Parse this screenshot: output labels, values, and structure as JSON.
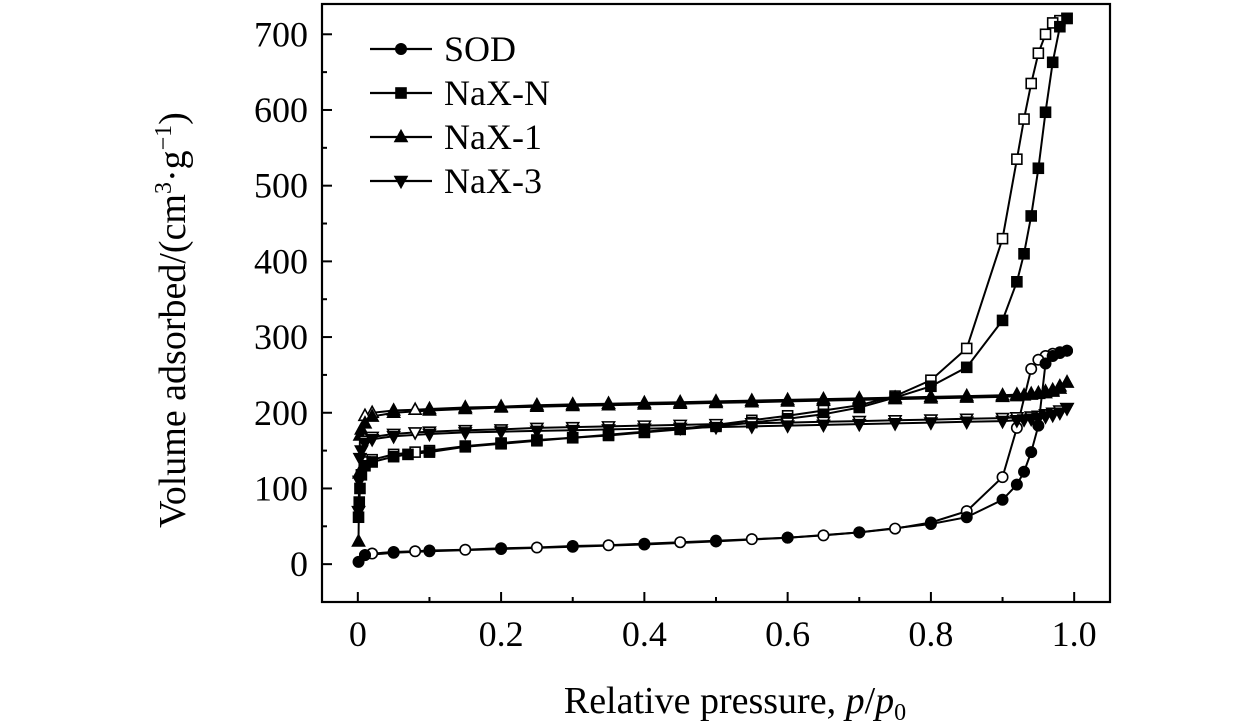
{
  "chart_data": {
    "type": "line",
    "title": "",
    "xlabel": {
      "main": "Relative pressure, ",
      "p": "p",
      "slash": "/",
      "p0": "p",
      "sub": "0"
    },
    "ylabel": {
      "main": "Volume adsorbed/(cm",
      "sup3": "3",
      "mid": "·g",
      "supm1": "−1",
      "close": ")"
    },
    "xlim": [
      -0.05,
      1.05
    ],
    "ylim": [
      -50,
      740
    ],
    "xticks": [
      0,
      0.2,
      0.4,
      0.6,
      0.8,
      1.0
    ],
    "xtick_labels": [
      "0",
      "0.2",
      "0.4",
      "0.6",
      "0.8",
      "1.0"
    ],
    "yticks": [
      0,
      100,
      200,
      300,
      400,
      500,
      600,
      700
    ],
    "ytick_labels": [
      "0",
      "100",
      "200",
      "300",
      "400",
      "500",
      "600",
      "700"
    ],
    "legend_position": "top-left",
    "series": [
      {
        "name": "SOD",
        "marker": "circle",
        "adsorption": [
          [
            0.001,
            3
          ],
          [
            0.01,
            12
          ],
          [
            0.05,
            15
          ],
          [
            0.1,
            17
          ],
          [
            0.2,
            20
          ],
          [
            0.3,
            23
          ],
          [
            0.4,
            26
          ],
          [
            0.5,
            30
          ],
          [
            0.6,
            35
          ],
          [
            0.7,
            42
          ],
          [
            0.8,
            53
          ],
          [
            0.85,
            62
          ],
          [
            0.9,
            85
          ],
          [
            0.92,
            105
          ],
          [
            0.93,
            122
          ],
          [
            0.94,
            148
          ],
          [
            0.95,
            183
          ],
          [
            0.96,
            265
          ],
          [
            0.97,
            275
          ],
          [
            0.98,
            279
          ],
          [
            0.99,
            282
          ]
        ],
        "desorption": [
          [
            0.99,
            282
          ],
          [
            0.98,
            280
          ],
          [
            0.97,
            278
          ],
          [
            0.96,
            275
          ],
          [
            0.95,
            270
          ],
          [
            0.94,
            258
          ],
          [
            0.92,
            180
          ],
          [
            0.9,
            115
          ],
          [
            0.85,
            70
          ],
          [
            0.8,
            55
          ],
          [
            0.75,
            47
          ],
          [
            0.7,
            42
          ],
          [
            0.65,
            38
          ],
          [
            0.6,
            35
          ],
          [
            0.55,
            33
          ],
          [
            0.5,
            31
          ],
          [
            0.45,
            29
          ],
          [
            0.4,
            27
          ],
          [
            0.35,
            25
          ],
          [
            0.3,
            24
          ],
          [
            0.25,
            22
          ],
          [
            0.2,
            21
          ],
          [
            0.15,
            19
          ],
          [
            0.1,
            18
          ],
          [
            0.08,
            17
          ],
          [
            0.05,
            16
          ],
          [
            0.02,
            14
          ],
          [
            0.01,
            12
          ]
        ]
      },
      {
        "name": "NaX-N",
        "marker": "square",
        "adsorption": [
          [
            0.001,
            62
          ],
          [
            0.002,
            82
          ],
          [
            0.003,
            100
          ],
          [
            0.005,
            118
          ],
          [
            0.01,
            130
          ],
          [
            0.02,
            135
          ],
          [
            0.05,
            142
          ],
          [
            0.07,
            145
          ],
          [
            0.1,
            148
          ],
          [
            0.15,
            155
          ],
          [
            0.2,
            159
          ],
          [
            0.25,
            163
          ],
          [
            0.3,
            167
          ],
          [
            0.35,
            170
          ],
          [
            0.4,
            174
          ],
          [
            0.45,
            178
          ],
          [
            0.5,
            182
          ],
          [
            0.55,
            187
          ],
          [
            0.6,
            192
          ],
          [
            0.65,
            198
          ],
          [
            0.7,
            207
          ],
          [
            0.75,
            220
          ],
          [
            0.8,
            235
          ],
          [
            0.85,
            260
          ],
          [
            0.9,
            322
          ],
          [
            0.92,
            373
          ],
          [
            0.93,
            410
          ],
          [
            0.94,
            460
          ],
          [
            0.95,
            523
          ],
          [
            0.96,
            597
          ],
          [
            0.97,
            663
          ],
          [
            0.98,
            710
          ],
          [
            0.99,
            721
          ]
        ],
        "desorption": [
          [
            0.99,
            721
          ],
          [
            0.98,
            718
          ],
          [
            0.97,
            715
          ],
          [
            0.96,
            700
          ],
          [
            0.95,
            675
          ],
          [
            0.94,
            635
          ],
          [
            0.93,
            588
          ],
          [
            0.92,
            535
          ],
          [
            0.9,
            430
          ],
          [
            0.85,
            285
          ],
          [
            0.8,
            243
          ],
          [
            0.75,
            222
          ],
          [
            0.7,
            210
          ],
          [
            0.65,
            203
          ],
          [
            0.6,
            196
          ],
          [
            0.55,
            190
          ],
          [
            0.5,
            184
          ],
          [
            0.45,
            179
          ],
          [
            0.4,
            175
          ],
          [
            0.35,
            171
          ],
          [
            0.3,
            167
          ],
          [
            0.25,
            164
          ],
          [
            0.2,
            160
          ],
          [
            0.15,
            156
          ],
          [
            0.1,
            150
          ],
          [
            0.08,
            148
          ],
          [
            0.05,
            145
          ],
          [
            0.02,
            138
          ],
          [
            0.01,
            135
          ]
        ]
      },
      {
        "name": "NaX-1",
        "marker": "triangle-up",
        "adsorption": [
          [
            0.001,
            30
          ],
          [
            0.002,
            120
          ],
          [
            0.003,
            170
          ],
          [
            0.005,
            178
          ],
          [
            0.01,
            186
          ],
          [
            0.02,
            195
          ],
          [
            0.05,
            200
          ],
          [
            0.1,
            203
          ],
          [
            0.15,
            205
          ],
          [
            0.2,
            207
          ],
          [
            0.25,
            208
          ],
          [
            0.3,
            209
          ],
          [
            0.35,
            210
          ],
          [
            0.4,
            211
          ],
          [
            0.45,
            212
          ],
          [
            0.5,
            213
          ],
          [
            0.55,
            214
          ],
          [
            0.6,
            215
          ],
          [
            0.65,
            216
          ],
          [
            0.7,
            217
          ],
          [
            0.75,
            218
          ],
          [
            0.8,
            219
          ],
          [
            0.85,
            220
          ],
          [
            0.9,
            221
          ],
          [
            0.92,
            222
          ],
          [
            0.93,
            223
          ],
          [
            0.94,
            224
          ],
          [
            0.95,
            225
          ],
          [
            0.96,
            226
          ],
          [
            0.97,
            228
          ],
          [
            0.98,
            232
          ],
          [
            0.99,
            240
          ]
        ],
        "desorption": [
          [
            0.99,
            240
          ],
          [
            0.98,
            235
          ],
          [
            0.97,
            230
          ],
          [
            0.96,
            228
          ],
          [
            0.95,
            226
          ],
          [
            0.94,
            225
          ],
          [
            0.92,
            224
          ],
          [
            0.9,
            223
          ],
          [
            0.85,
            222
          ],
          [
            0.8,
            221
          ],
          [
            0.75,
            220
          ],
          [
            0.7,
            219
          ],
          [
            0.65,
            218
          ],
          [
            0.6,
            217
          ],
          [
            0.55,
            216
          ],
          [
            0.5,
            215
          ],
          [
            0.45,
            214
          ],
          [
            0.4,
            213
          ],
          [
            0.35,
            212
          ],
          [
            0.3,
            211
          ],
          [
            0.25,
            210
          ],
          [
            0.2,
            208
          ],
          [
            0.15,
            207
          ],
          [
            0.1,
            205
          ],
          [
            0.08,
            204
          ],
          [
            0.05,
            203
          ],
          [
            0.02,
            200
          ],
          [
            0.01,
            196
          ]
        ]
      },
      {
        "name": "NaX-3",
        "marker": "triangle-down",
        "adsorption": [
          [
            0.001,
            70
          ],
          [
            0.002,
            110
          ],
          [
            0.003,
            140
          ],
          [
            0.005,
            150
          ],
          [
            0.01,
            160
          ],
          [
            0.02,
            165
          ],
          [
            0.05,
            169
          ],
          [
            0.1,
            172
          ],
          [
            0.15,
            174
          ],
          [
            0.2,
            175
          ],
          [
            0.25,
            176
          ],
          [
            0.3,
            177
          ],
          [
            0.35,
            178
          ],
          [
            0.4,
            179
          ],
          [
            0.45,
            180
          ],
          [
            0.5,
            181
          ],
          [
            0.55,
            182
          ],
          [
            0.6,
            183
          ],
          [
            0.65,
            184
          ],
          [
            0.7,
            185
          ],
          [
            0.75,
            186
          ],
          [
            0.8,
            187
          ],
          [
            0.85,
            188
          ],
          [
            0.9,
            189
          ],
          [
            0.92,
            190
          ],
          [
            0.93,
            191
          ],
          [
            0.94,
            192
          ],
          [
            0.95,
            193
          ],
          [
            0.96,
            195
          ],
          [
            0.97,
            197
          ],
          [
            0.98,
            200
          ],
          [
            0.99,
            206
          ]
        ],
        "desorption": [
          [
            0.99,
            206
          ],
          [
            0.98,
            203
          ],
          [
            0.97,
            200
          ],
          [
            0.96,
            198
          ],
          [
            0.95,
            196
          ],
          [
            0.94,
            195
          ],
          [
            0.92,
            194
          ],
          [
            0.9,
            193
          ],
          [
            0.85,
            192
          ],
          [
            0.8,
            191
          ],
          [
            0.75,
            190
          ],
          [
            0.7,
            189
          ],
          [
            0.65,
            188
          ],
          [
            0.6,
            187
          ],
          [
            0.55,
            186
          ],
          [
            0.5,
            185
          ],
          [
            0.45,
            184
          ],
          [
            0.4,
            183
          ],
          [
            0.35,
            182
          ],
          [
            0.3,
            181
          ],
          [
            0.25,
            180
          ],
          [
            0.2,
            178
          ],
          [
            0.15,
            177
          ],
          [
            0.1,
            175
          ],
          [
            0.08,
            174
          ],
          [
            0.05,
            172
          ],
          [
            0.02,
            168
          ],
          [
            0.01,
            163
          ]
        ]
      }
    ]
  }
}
··········
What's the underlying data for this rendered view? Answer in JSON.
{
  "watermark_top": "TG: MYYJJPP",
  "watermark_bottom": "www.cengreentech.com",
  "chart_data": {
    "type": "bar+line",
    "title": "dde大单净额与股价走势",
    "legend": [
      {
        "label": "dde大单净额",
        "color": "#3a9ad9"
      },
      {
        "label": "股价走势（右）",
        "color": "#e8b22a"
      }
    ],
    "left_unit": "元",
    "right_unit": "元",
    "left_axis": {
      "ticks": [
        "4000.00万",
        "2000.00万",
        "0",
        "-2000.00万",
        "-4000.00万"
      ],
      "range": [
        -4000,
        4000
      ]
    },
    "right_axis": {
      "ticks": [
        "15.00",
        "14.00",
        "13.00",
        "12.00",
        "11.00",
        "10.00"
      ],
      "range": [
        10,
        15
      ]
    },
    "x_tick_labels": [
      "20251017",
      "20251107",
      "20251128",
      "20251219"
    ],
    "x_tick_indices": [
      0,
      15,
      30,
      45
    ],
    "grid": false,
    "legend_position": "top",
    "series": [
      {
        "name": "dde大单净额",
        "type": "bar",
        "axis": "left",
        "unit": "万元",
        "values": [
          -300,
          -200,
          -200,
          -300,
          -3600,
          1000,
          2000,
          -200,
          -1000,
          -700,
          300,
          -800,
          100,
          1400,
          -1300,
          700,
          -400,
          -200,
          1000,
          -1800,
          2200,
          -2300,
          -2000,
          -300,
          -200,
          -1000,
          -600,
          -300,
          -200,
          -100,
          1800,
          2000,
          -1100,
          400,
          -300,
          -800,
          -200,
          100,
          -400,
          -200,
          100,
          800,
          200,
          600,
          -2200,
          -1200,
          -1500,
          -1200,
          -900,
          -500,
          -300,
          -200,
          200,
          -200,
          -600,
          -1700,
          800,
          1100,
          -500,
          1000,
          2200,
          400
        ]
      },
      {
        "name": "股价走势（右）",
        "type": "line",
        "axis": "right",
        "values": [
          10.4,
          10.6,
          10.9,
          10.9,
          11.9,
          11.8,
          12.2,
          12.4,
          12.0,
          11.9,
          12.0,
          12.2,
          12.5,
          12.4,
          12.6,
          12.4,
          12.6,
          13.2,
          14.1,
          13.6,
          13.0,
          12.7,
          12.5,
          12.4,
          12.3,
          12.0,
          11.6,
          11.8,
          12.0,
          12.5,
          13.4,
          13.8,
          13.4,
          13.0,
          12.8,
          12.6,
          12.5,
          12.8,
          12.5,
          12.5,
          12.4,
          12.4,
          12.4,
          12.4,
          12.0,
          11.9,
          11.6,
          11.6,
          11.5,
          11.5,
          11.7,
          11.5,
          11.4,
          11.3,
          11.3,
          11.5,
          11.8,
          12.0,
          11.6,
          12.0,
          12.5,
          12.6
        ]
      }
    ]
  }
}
··········
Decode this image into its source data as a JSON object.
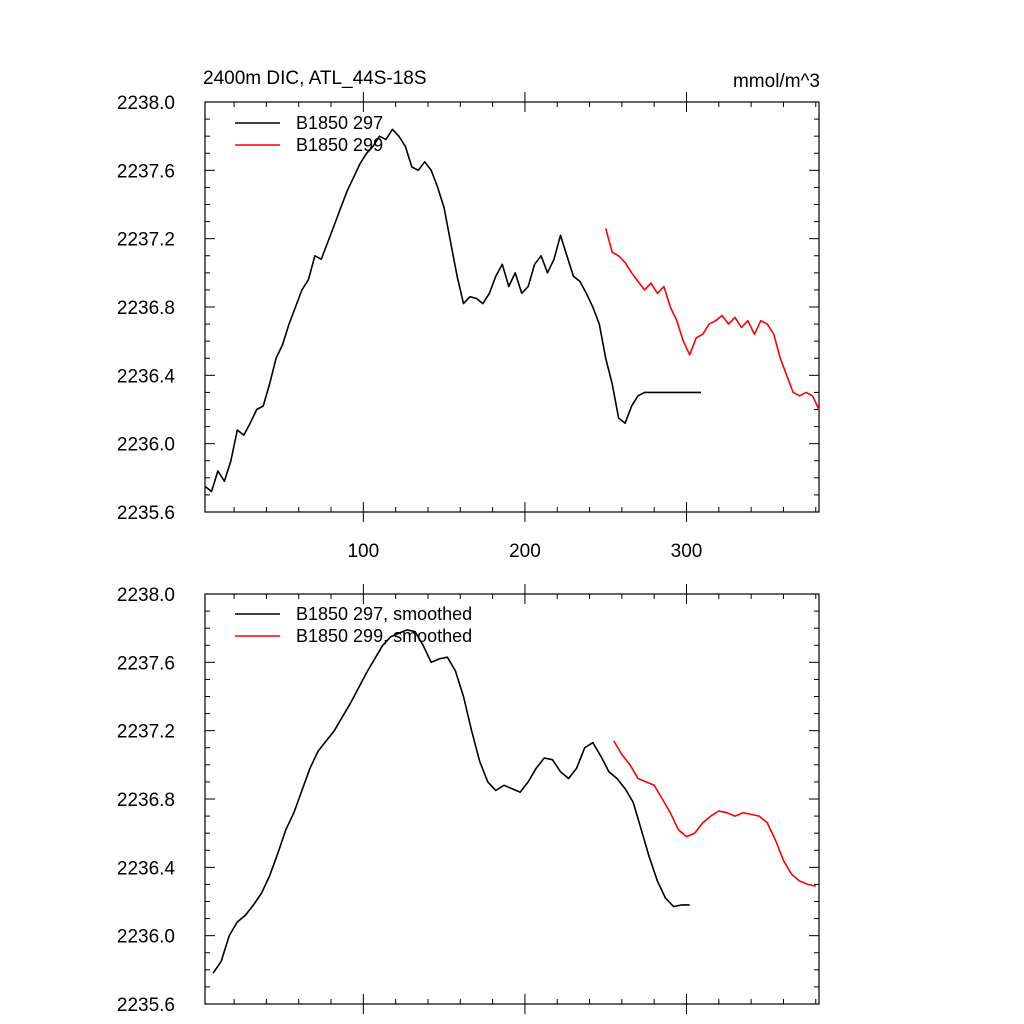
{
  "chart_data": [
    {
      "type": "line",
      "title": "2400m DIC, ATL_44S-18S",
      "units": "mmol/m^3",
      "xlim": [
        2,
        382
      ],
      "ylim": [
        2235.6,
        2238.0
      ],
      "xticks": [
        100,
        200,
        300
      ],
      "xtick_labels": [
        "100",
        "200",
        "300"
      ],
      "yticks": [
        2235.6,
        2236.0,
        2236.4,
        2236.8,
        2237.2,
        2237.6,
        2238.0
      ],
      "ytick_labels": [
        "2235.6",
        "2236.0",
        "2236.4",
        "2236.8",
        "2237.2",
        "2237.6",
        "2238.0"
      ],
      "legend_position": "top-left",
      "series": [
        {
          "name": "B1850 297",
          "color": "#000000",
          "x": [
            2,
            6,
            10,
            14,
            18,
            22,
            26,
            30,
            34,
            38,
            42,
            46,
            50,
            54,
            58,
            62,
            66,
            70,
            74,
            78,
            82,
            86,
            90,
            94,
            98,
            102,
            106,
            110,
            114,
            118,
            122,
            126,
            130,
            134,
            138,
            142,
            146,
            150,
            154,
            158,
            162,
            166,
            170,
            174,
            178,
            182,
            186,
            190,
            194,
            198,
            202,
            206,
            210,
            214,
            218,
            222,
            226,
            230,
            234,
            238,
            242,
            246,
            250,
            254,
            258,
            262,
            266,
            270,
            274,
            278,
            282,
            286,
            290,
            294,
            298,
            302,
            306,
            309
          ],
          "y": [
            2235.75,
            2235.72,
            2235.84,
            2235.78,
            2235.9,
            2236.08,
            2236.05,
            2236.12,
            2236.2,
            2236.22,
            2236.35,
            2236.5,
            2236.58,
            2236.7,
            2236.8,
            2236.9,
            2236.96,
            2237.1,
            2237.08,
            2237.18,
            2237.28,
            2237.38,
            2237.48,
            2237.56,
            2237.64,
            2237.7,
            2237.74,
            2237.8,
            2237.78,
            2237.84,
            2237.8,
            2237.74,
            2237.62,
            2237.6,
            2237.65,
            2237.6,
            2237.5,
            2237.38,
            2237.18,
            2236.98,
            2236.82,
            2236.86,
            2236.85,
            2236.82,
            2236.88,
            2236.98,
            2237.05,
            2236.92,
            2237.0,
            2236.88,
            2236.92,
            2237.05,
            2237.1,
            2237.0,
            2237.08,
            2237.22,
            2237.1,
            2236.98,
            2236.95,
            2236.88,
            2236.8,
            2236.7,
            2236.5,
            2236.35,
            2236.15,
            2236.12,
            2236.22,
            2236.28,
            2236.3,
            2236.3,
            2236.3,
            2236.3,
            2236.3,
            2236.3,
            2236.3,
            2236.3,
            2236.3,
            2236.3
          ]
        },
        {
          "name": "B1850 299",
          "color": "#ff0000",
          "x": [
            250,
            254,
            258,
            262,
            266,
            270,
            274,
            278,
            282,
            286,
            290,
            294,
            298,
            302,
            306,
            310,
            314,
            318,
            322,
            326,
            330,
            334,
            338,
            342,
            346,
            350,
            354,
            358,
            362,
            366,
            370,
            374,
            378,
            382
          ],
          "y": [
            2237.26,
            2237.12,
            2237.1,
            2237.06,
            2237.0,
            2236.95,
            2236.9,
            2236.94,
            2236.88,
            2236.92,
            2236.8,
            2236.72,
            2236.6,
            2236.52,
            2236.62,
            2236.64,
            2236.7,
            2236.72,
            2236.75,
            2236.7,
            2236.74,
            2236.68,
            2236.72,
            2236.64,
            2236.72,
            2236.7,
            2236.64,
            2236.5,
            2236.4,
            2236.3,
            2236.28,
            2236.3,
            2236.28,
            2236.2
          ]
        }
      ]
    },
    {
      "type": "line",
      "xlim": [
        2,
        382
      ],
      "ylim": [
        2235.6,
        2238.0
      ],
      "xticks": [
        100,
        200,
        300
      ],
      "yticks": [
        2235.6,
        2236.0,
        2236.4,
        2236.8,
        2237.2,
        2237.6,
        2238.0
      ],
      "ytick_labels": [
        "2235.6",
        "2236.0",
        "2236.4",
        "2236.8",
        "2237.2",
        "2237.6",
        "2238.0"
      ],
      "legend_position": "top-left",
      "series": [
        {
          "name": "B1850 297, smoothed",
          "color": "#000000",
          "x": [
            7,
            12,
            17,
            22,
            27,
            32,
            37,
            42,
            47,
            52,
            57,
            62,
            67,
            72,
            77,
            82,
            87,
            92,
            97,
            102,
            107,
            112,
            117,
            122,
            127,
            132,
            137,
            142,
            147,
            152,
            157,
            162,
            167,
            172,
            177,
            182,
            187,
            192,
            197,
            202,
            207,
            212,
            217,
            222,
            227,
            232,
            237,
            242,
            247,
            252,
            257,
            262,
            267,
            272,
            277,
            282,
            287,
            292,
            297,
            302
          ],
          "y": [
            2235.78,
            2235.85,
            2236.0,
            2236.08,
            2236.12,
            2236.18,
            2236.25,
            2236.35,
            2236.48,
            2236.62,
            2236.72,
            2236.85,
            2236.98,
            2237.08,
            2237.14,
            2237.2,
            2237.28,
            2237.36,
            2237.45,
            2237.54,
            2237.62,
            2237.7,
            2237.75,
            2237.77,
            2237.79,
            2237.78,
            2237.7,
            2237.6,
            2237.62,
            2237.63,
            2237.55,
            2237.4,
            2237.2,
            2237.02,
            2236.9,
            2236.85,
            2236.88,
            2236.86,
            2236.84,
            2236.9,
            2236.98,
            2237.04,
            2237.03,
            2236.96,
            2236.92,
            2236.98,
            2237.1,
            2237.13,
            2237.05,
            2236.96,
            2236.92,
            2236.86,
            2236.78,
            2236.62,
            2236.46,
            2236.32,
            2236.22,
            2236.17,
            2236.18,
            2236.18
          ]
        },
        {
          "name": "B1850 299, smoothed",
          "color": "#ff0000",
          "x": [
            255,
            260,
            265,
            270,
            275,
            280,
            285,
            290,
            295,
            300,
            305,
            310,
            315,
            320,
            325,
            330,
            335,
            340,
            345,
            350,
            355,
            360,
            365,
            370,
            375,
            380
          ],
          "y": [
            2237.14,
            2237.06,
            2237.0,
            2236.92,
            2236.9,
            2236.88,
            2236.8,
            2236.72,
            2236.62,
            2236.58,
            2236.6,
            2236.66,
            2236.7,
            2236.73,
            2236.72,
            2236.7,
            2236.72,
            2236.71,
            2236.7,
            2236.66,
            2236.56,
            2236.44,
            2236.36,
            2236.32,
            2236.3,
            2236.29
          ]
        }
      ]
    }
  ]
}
··········
__GIVEN PROBLEM__. Identify the lines in the entries that hold "this" and return each one.

__IN RESPONSE__.
Parse this screenshot: output labels, values, and structure as JSON.
What's the underlying data for this rendered view? Answer in JSON.
Decode this image into its source data as a JSON object.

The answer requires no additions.